** Working data **
-.-.-

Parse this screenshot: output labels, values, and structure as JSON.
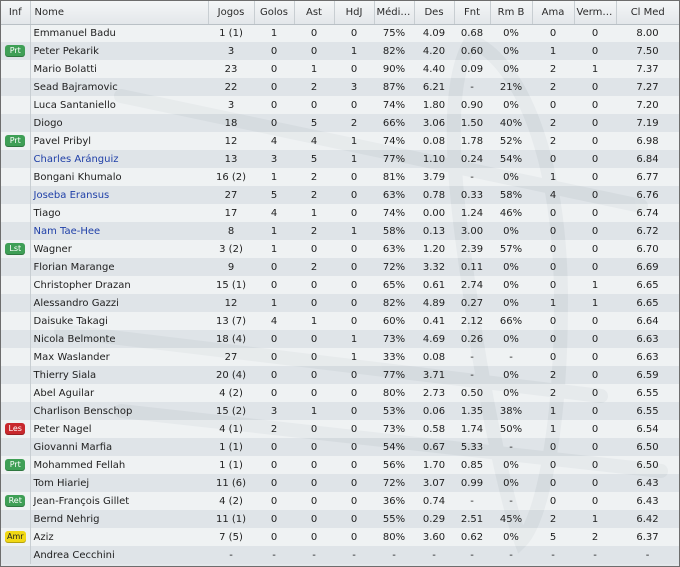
{
  "columns": [
    "Inf",
    "Nome",
    "Jogos",
    "Golos",
    "Ast",
    "HdJ",
    "Média ...",
    "Des",
    "Fnt",
    "Rm B",
    "Ama",
    "Vermel...",
    "Cl Med"
  ],
  "badge_colors": {
    "Prt": "#3f9f56",
    "Lst": "#3f9f56",
    "Ret": "#3f9f56",
    "Les": "#c8282d",
    "Amr": "#f1d814"
  },
  "link_color": "#2040a8",
  "players": [
    {
      "inf": "",
      "name": "Emmanuel Badu",
      "link": false,
      "jogos": "1 (1)",
      "golos": "1",
      "ast": "0",
      "hdj": "0",
      "media": "75%",
      "des": "4.09",
      "fnt": "0.68",
      "rmb": "0%",
      "ama": "0",
      "verm": "0",
      "clmed": "8.00"
    },
    {
      "inf": "Prt",
      "name": "Peter Pekarik",
      "link": false,
      "jogos": "3",
      "golos": "0",
      "ast": "0",
      "hdj": "1",
      "media": "82%",
      "des": "4.20",
      "fnt": "0.60",
      "rmb": "0%",
      "ama": "1",
      "verm": "0",
      "clmed": "7.50"
    },
    {
      "inf": "",
      "name": "Mario Bolatti",
      "link": false,
      "jogos": "23",
      "golos": "0",
      "ast": "1",
      "hdj": "0",
      "media": "90%",
      "des": "4.40",
      "fnt": "0.09",
      "rmb": "0%",
      "ama": "2",
      "verm": "1",
      "clmed": "7.37"
    },
    {
      "inf": "",
      "name": "Sead Bajramovic",
      "link": false,
      "jogos": "22",
      "golos": "0",
      "ast": "2",
      "hdj": "3",
      "media": "87%",
      "des": "6.21",
      "fnt": "-",
      "rmb": "21%",
      "ama": "2",
      "verm": "0",
      "clmed": "7.27"
    },
    {
      "inf": "",
      "name": "Luca Santaniello",
      "link": false,
      "jogos": "3",
      "golos": "0",
      "ast": "0",
      "hdj": "0",
      "media": "74%",
      "des": "1.80",
      "fnt": "0.90",
      "rmb": "0%",
      "ama": "0",
      "verm": "0",
      "clmed": "7.20"
    },
    {
      "inf": "",
      "name": "Diogo",
      "link": false,
      "jogos": "18",
      "golos": "0",
      "ast": "5",
      "hdj": "2",
      "media": "66%",
      "des": "3.06",
      "fnt": "1.50",
      "rmb": "40%",
      "ama": "2",
      "verm": "0",
      "clmed": "7.19"
    },
    {
      "inf": "Prt",
      "name": "Pavel Pribyl",
      "link": false,
      "jogos": "12",
      "golos": "4",
      "ast": "4",
      "hdj": "1",
      "media": "74%",
      "des": "0.08",
      "fnt": "1.78",
      "rmb": "52%",
      "ama": "2",
      "verm": "0",
      "clmed": "6.98"
    },
    {
      "inf": "",
      "name": "Charles Aránguiz",
      "link": true,
      "jogos": "13",
      "golos": "3",
      "ast": "5",
      "hdj": "1",
      "media": "77%",
      "des": "1.10",
      "fnt": "0.24",
      "rmb": "54%",
      "ama": "0",
      "verm": "0",
      "clmed": "6.84"
    },
    {
      "inf": "",
      "name": "Bongani Khumalo",
      "link": false,
      "jogos": "16 (2)",
      "golos": "1",
      "ast": "2",
      "hdj": "0",
      "media": "81%",
      "des": "3.79",
      "fnt": "-",
      "rmb": "0%",
      "ama": "1",
      "verm": "0",
      "clmed": "6.77"
    },
    {
      "inf": "",
      "name": "Joseba Eransus",
      "link": true,
      "jogos": "27",
      "golos": "5",
      "ast": "2",
      "hdj": "0",
      "media": "63%",
      "des": "0.78",
      "fnt": "0.33",
      "rmb": "58%",
      "ama": "4",
      "verm": "0",
      "clmed": "6.76"
    },
    {
      "inf": "",
      "name": "Tiago",
      "link": false,
      "jogos": "17",
      "golos": "4",
      "ast": "1",
      "hdj": "0",
      "media": "74%",
      "des": "0.00",
      "fnt": "1.24",
      "rmb": "46%",
      "ama": "0",
      "verm": "0",
      "clmed": "6.74"
    },
    {
      "inf": "",
      "name": "Nam Tae-Hee",
      "link": true,
      "jogos": "8",
      "golos": "1",
      "ast": "2",
      "hdj": "1",
      "media": "58%",
      "des": "0.13",
      "fnt": "3.00",
      "rmb": "0%",
      "ama": "0",
      "verm": "0",
      "clmed": "6.72"
    },
    {
      "inf": "Lst",
      "name": "Wagner",
      "link": false,
      "jogos": "3 (2)",
      "golos": "1",
      "ast": "0",
      "hdj": "0",
      "media": "63%",
      "des": "1.20",
      "fnt": "2.39",
      "rmb": "57%",
      "ama": "0",
      "verm": "0",
      "clmed": "6.70"
    },
    {
      "inf": "",
      "name": "Florian Marange",
      "link": false,
      "jogos": "9",
      "golos": "0",
      "ast": "2",
      "hdj": "0",
      "media": "72%",
      "des": "3.32",
      "fnt": "0.11",
      "rmb": "0%",
      "ama": "0",
      "verm": "0",
      "clmed": "6.69"
    },
    {
      "inf": "",
      "name": "Christopher Drazan",
      "link": false,
      "jogos": "15 (1)",
      "golos": "0",
      "ast": "0",
      "hdj": "0",
      "media": "65%",
      "des": "0.61",
      "fnt": "2.74",
      "rmb": "0%",
      "ama": "0",
      "verm": "1",
      "clmed": "6.65"
    },
    {
      "inf": "",
      "name": "Alessandro Gazzi",
      "link": false,
      "jogos": "12",
      "golos": "1",
      "ast": "0",
      "hdj": "0",
      "media": "82%",
      "des": "4.89",
      "fnt": "0.27",
      "rmb": "0%",
      "ama": "1",
      "verm": "1",
      "clmed": "6.65"
    },
    {
      "inf": "",
      "name": "Daisuke Takagi",
      "link": false,
      "jogos": "13 (7)",
      "golos": "4",
      "ast": "1",
      "hdj": "0",
      "media": "60%",
      "des": "0.41",
      "fnt": "2.12",
      "rmb": "66%",
      "ama": "0",
      "verm": "0",
      "clmed": "6.64"
    },
    {
      "inf": "",
      "name": "Nicola Belmonte",
      "link": false,
      "jogos": "18 (4)",
      "golos": "0",
      "ast": "0",
      "hdj": "1",
      "media": "73%",
      "des": "4.69",
      "fnt": "0.26",
      "rmb": "0%",
      "ama": "0",
      "verm": "0",
      "clmed": "6.63"
    },
    {
      "inf": "",
      "name": "Max Waslander",
      "link": false,
      "jogos": "27",
      "golos": "0",
      "ast": "0",
      "hdj": "1",
      "media": "33%",
      "des": "0.08",
      "fnt": "-",
      "rmb": "-",
      "ama": "0",
      "verm": "0",
      "clmed": "6.63"
    },
    {
      "inf": "",
      "name": "Thierry Siala",
      "link": false,
      "jogos": "20 (4)",
      "golos": "0",
      "ast": "0",
      "hdj": "0",
      "media": "77%",
      "des": "3.71",
      "fnt": "-",
      "rmb": "0%",
      "ama": "2",
      "verm": "0",
      "clmed": "6.59"
    },
    {
      "inf": "",
      "name": "Abel Aguilar",
      "link": false,
      "jogos": "4 (2)",
      "golos": "0",
      "ast": "0",
      "hdj": "0",
      "media": "80%",
      "des": "2.73",
      "fnt": "0.50",
      "rmb": "0%",
      "ama": "2",
      "verm": "0",
      "clmed": "6.55"
    },
    {
      "inf": "",
      "name": "Charlison Benschop",
      "link": false,
      "jogos": "15 (2)",
      "golos": "3",
      "ast": "1",
      "hdj": "0",
      "media": "53%",
      "des": "0.06",
      "fnt": "1.35",
      "rmb": "38%",
      "ama": "1",
      "verm": "0",
      "clmed": "6.55"
    },
    {
      "inf": "Les",
      "name": "Peter Nagel",
      "link": false,
      "jogos": "4 (1)",
      "golos": "2",
      "ast": "0",
      "hdj": "0",
      "media": "73%",
      "des": "0.58",
      "fnt": "1.74",
      "rmb": "50%",
      "ama": "1",
      "verm": "0",
      "clmed": "6.54"
    },
    {
      "inf": "",
      "name": "Giovanni Marfia",
      "link": false,
      "jogos": "1 (1)",
      "golos": "0",
      "ast": "0",
      "hdj": "0",
      "media": "54%",
      "des": "0.67",
      "fnt": "5.33",
      "rmb": "-",
      "ama": "0",
      "verm": "0",
      "clmed": "6.50"
    },
    {
      "inf": "Prt",
      "name": "Mohammed Fellah",
      "link": false,
      "jogos": "1 (1)",
      "golos": "0",
      "ast": "0",
      "hdj": "0",
      "media": "56%",
      "des": "1.70",
      "fnt": "0.85",
      "rmb": "0%",
      "ama": "0",
      "verm": "0",
      "clmed": "6.50"
    },
    {
      "inf": "",
      "name": "Tom Hiariej",
      "link": false,
      "jogos": "11 (6)",
      "golos": "0",
      "ast": "0",
      "hdj": "0",
      "media": "72%",
      "des": "3.07",
      "fnt": "0.99",
      "rmb": "0%",
      "ama": "0",
      "verm": "0",
      "clmed": "6.43"
    },
    {
      "inf": "Ret",
      "name": "Jean-François Gillet",
      "link": false,
      "jogos": "4 (2)",
      "golos": "0",
      "ast": "0",
      "hdj": "0",
      "media": "36%",
      "des": "0.74",
      "fnt": "-",
      "rmb": "-",
      "ama": "0",
      "verm": "0",
      "clmed": "6.43"
    },
    {
      "inf": "",
      "name": "Bernd Nehrig",
      "link": false,
      "jogos": "11 (1)",
      "golos": "0",
      "ast": "0",
      "hdj": "0",
      "media": "55%",
      "des": "0.29",
      "fnt": "2.51",
      "rmb": "45%",
      "ama": "2",
      "verm": "1",
      "clmed": "6.42"
    },
    {
      "inf": "Amr",
      "name": "Aziz",
      "link": false,
      "jogos": "7 (5)",
      "golos": "0",
      "ast": "0",
      "hdj": "0",
      "media": "80%",
      "des": "3.60",
      "fnt": "0.62",
      "rmb": "0%",
      "ama": "5",
      "verm": "2",
      "clmed": "6.37"
    },
    {
      "inf": "",
      "name": "Andrea Cecchini",
      "link": false,
      "jogos": "-",
      "golos": "-",
      "ast": "-",
      "hdj": "-",
      "media": "-",
      "des": "-",
      "fnt": "-",
      "rmb": "-",
      "ama": "-",
      "verm": "-",
      "clmed": "-"
    }
  ]
}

-.-.-

** Goal of the exercise **
Look through the entries above; copy every line holding the string "Peter".

** Answer to the task **
      "name": "Peter Pekarik",
      "name": "Peter Nagel",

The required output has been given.